Written problem: In the following material, identify every line holding the string "object" and return it.
================
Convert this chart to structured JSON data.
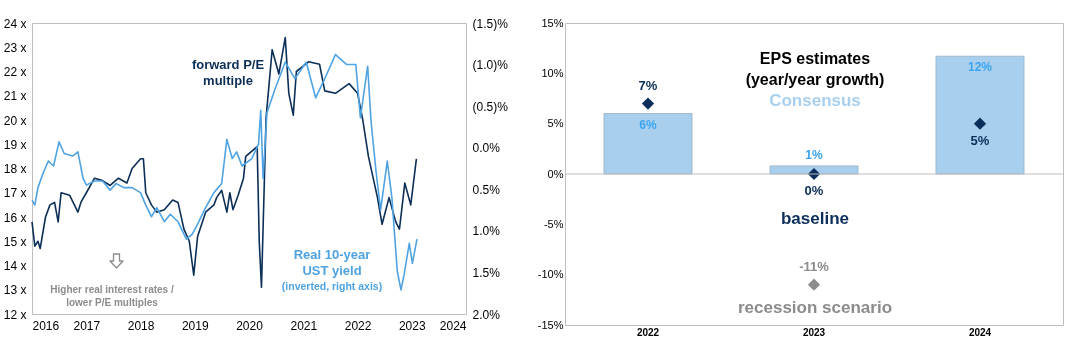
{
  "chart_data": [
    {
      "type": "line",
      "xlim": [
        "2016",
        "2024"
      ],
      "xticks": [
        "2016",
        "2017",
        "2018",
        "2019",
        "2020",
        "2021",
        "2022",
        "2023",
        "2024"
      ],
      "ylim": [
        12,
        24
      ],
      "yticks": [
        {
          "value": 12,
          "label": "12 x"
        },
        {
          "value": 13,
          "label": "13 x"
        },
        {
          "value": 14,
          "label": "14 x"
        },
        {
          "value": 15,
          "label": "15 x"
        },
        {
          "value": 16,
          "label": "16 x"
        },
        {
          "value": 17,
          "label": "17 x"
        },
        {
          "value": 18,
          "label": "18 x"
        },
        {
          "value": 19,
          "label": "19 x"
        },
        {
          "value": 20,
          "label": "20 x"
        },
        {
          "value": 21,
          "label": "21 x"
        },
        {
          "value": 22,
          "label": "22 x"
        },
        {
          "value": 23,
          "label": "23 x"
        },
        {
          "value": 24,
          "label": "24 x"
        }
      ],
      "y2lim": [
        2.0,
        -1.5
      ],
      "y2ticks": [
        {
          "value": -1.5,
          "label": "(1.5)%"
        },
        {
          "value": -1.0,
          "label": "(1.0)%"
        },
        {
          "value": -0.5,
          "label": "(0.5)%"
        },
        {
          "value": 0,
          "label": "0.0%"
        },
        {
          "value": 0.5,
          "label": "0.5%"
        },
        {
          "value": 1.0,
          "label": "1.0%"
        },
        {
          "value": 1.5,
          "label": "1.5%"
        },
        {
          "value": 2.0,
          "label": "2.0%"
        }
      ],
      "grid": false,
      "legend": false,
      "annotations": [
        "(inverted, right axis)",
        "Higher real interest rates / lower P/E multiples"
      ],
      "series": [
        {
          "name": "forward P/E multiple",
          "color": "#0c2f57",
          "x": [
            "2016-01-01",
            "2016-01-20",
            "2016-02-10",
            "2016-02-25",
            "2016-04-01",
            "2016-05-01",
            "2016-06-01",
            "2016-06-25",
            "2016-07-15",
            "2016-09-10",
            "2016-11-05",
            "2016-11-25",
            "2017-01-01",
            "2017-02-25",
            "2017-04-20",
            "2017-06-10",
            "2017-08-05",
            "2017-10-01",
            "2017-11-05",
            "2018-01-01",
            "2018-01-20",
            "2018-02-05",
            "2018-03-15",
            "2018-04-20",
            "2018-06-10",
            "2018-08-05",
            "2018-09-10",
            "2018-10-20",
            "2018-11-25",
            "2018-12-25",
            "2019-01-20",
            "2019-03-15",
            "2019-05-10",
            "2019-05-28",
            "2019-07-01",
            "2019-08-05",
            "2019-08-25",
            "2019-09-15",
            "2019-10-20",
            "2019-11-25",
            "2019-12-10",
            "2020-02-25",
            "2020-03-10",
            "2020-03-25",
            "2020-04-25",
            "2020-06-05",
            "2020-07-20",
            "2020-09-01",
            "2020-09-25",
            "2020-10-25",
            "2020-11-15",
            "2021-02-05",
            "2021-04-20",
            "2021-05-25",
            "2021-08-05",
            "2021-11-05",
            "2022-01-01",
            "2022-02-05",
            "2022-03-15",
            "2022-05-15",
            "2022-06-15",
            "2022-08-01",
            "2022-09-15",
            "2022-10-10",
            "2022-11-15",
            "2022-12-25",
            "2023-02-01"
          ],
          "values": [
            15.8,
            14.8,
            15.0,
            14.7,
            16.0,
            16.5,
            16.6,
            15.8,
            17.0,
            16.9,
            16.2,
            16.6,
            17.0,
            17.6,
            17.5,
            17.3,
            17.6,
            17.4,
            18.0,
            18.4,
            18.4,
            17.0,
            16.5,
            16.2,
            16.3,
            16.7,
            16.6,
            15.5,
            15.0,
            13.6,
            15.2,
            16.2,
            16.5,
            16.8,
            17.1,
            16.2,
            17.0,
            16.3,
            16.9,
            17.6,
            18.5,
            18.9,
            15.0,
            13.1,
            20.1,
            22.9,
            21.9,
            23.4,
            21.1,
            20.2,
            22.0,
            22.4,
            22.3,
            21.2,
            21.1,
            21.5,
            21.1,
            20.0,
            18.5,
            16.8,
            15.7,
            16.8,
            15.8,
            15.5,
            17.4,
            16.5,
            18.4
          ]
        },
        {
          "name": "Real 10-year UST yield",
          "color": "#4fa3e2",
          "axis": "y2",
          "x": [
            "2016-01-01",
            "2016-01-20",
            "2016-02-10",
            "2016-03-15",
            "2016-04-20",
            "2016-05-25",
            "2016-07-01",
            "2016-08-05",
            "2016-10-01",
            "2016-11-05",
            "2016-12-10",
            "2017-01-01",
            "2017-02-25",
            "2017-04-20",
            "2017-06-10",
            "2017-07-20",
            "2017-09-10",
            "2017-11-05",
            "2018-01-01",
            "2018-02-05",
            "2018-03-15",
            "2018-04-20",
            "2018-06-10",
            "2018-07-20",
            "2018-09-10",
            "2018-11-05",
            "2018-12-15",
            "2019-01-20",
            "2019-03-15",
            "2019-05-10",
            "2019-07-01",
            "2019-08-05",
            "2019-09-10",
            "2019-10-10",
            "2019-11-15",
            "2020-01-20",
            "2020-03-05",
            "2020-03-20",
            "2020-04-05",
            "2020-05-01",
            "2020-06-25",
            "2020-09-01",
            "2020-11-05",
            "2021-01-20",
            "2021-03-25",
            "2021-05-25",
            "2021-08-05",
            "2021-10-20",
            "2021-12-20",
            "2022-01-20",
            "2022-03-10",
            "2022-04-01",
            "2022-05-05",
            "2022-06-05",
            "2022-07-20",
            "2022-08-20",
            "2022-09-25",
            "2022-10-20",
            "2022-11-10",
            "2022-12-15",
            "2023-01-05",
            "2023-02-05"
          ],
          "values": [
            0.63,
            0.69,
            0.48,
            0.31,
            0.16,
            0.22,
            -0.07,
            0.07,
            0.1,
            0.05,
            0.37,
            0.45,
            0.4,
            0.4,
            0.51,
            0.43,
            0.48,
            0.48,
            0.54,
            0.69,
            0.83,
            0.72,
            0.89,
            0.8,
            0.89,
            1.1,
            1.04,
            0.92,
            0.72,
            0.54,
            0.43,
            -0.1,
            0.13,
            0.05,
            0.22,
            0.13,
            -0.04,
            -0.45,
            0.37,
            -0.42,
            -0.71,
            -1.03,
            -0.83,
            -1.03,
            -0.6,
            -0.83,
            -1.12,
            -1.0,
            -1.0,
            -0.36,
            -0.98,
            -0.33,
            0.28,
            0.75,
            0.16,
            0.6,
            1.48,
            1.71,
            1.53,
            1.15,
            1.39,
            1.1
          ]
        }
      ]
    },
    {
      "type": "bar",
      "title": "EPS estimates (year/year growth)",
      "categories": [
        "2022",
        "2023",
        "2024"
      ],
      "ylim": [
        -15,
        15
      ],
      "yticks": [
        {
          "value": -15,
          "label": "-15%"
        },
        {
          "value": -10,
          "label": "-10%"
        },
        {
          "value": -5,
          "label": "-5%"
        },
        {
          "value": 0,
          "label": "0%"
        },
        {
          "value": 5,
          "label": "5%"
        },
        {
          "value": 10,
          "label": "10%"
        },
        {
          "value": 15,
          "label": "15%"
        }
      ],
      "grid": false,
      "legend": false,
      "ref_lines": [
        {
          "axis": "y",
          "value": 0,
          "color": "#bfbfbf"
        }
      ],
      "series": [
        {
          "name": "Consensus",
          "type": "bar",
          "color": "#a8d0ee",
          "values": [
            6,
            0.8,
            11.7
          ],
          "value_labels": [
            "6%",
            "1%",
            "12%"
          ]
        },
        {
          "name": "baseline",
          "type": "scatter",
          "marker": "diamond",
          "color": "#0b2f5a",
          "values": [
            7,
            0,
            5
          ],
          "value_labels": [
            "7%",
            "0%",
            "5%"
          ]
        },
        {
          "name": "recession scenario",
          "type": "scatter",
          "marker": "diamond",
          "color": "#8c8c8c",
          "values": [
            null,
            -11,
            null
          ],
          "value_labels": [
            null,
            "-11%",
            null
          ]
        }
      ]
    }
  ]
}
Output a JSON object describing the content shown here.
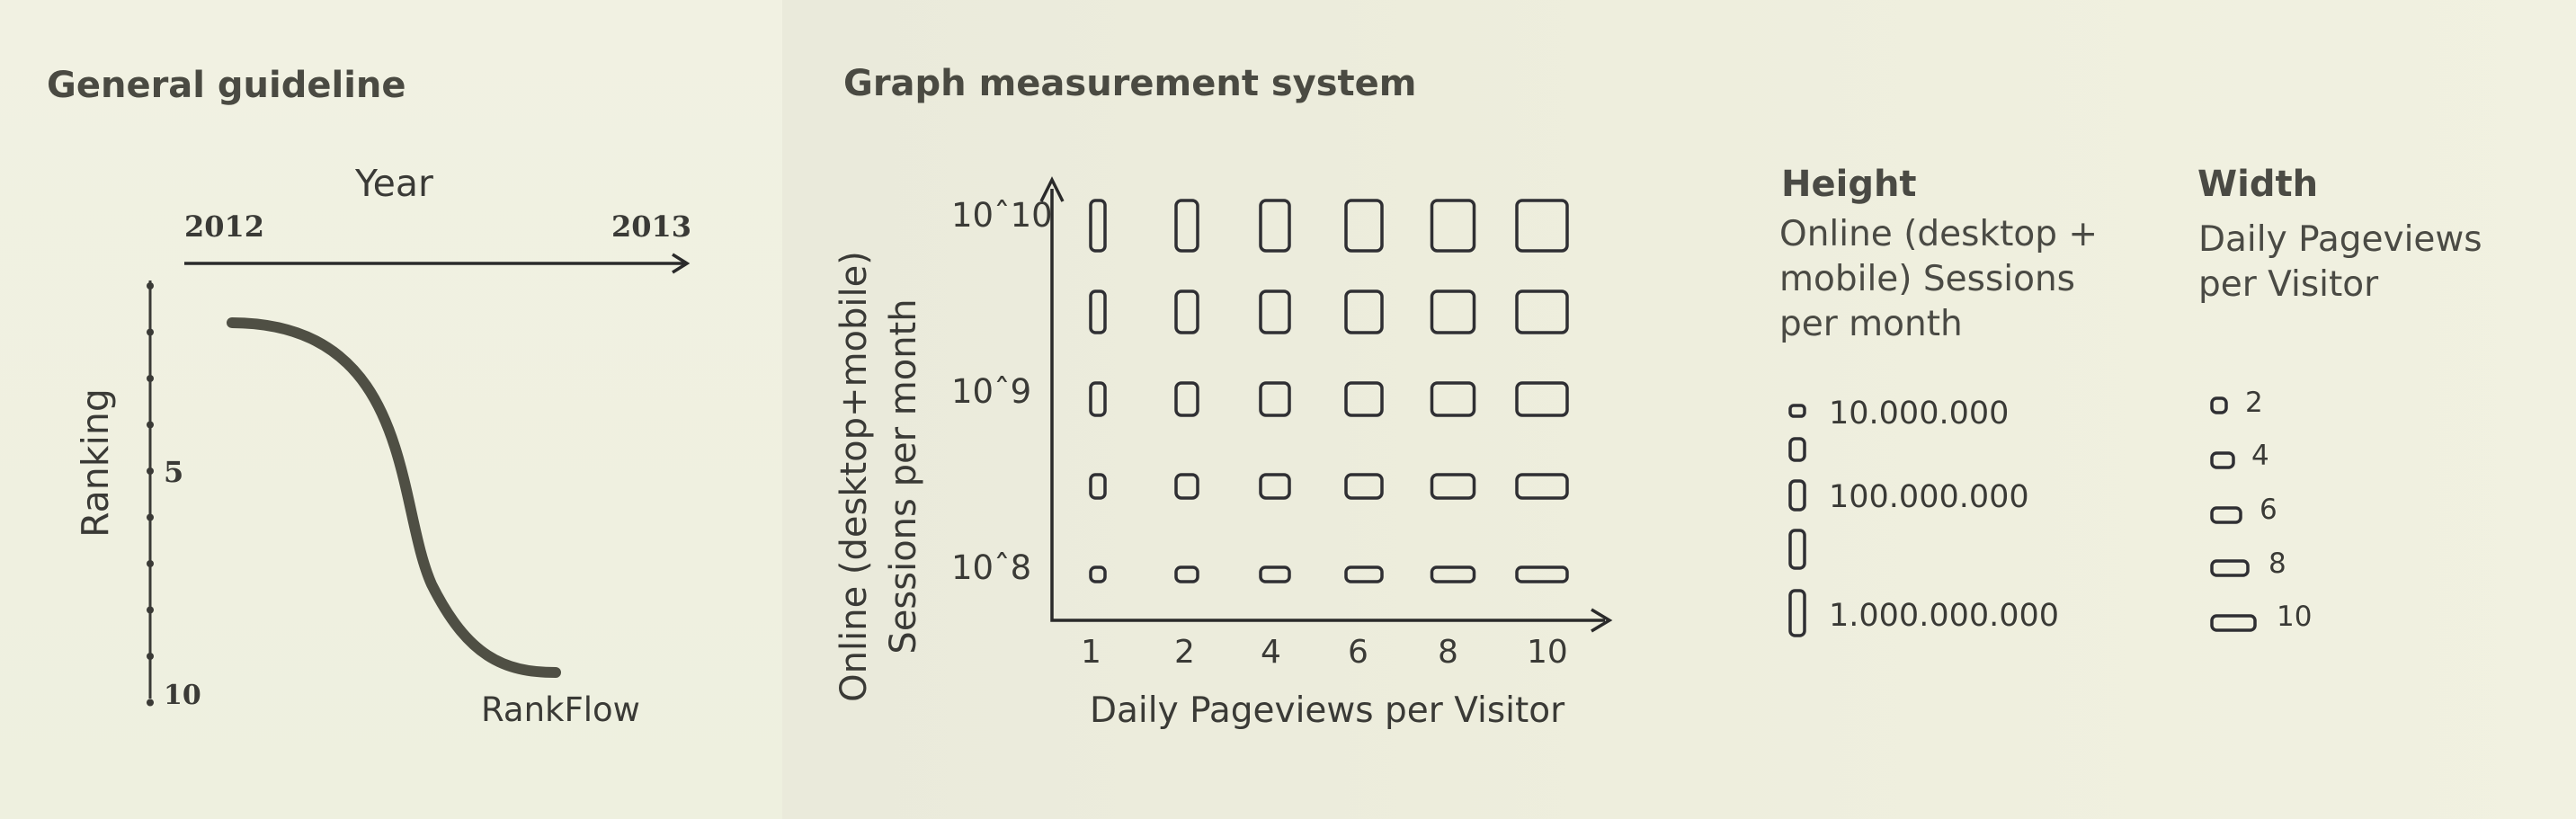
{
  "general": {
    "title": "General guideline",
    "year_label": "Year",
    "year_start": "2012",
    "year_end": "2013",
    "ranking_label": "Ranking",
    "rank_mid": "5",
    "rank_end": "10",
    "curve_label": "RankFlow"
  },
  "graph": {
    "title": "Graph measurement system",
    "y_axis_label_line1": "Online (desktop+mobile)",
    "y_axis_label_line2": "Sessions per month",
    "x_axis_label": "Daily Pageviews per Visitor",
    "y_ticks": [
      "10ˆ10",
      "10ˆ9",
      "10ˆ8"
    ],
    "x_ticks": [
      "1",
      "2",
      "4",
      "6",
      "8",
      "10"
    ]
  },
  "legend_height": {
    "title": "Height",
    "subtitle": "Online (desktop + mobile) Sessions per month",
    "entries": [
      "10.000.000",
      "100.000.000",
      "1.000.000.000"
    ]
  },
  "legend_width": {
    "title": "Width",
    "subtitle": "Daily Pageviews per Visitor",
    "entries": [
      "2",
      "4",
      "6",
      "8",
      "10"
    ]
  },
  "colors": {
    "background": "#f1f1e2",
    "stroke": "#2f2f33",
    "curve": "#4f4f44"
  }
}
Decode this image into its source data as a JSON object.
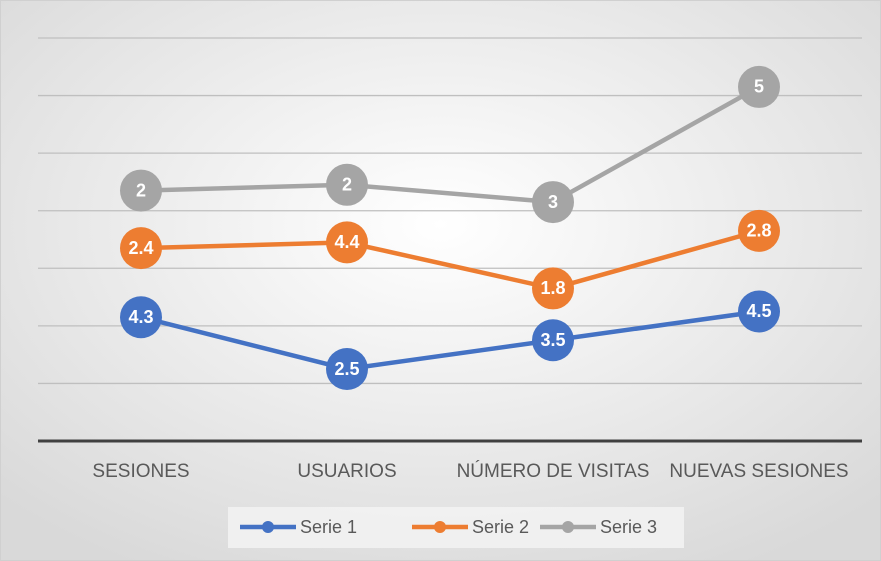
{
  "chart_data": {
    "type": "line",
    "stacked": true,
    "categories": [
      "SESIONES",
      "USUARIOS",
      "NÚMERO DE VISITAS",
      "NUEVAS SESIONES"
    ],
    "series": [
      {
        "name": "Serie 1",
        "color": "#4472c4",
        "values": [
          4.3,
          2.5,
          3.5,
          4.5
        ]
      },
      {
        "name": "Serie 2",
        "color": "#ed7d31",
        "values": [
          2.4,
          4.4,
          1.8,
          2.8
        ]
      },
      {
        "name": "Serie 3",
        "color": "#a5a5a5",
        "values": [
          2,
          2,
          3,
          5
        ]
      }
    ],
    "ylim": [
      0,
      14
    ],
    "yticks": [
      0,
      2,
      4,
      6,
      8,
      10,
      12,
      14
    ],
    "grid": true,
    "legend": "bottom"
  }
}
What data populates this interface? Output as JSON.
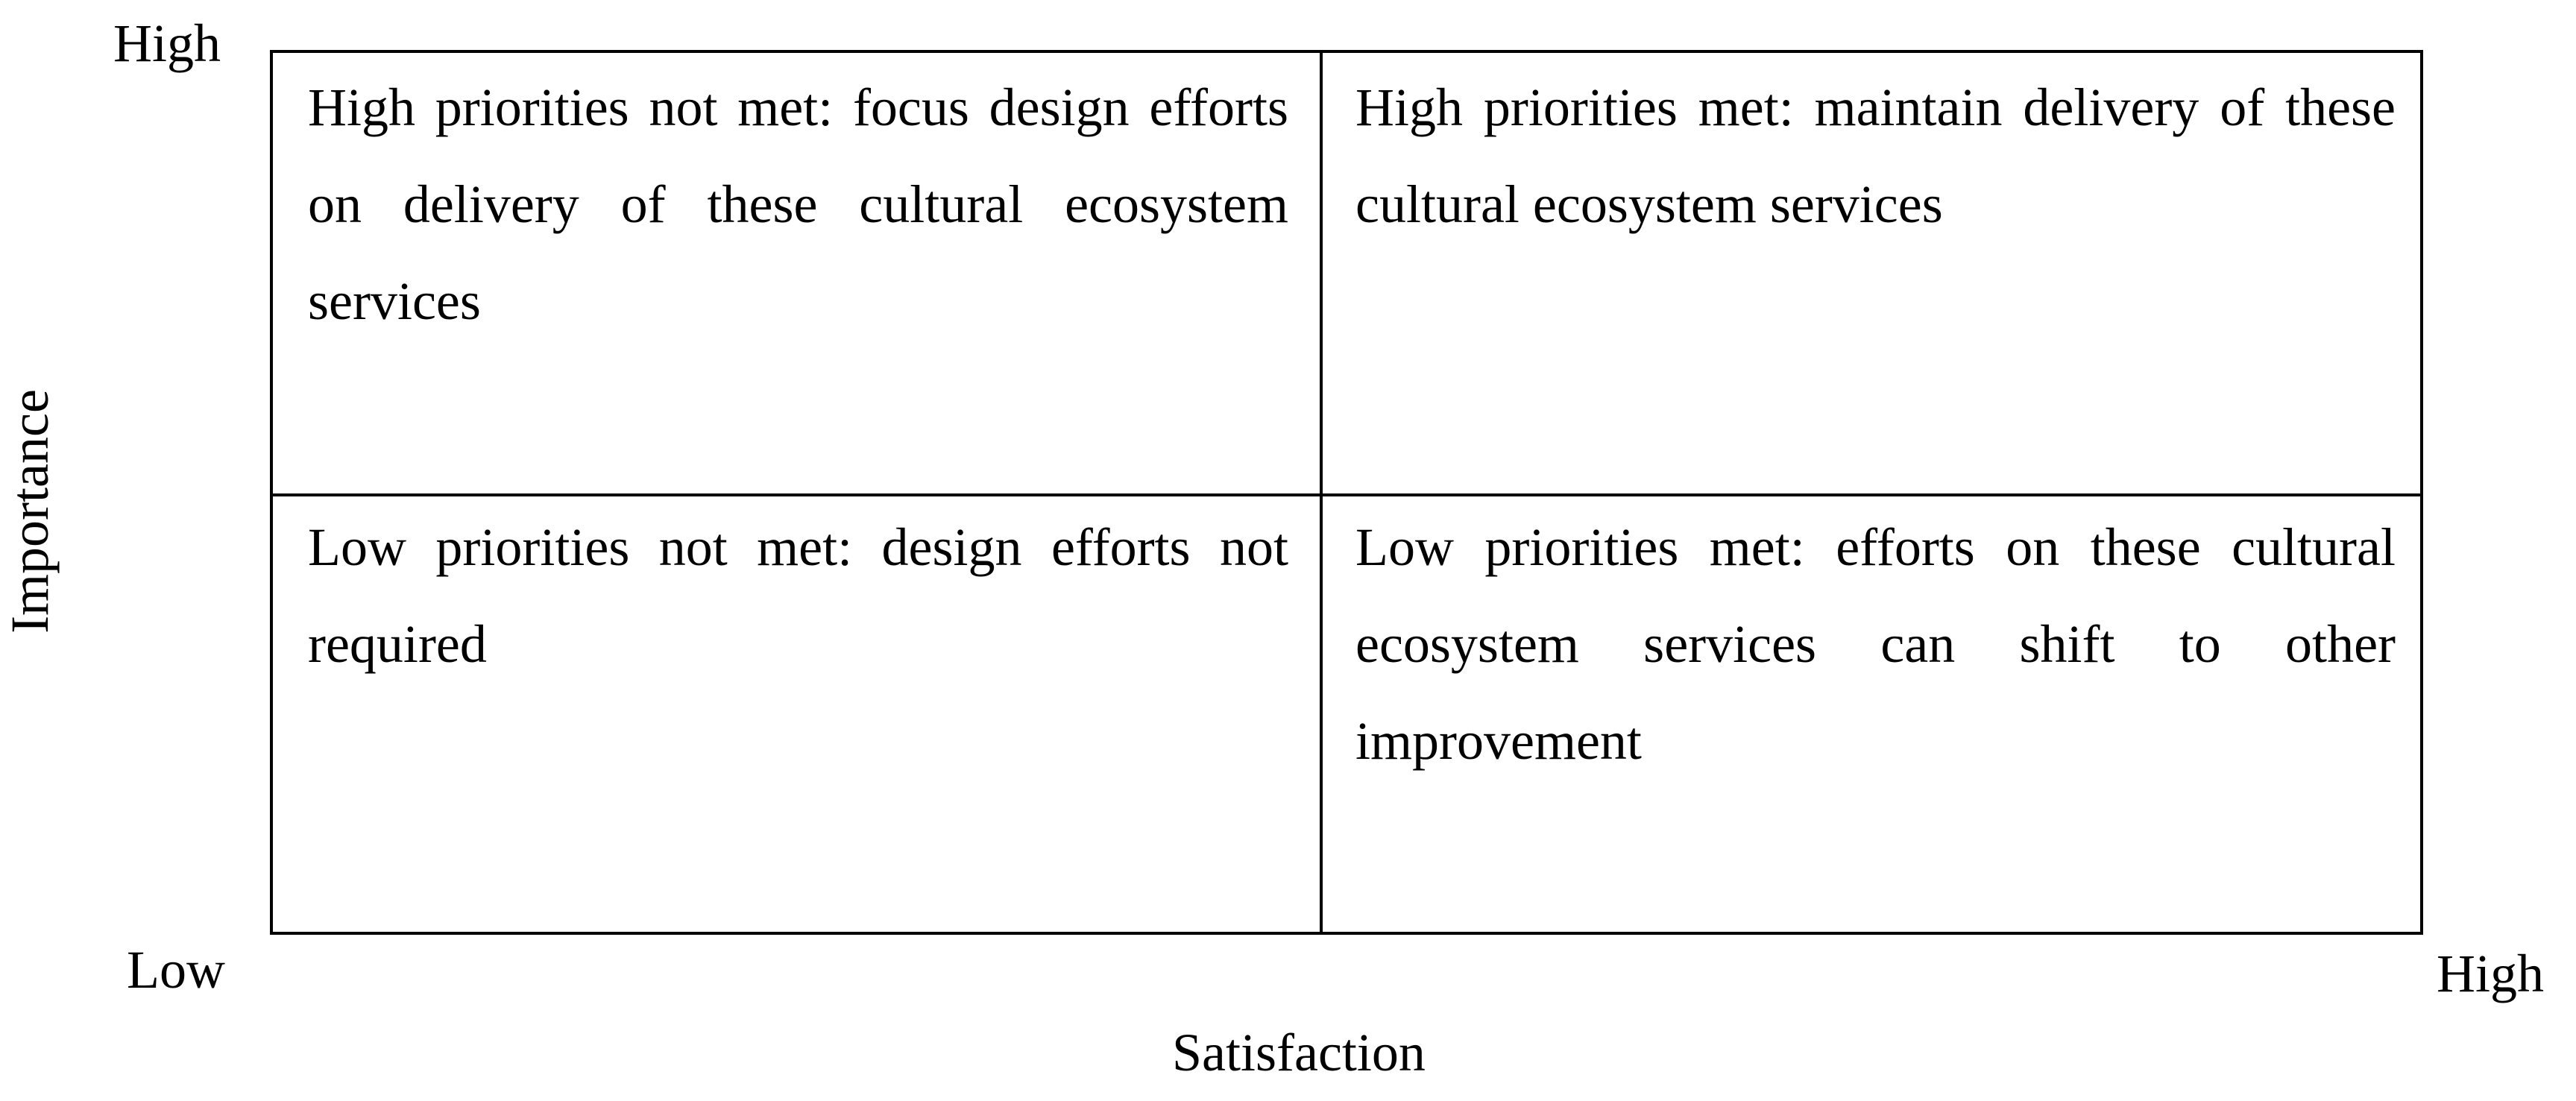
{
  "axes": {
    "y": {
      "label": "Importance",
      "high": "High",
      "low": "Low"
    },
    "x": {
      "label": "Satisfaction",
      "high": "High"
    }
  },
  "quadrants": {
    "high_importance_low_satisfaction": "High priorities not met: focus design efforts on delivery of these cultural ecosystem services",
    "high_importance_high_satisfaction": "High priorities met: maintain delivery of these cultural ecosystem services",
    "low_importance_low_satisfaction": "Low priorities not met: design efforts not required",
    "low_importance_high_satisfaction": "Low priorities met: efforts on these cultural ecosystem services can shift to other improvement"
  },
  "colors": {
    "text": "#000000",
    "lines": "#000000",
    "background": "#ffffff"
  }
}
================
Complete output:
Output a JSON object describing the content shown here.
Decode this image into its source data as a JSON object.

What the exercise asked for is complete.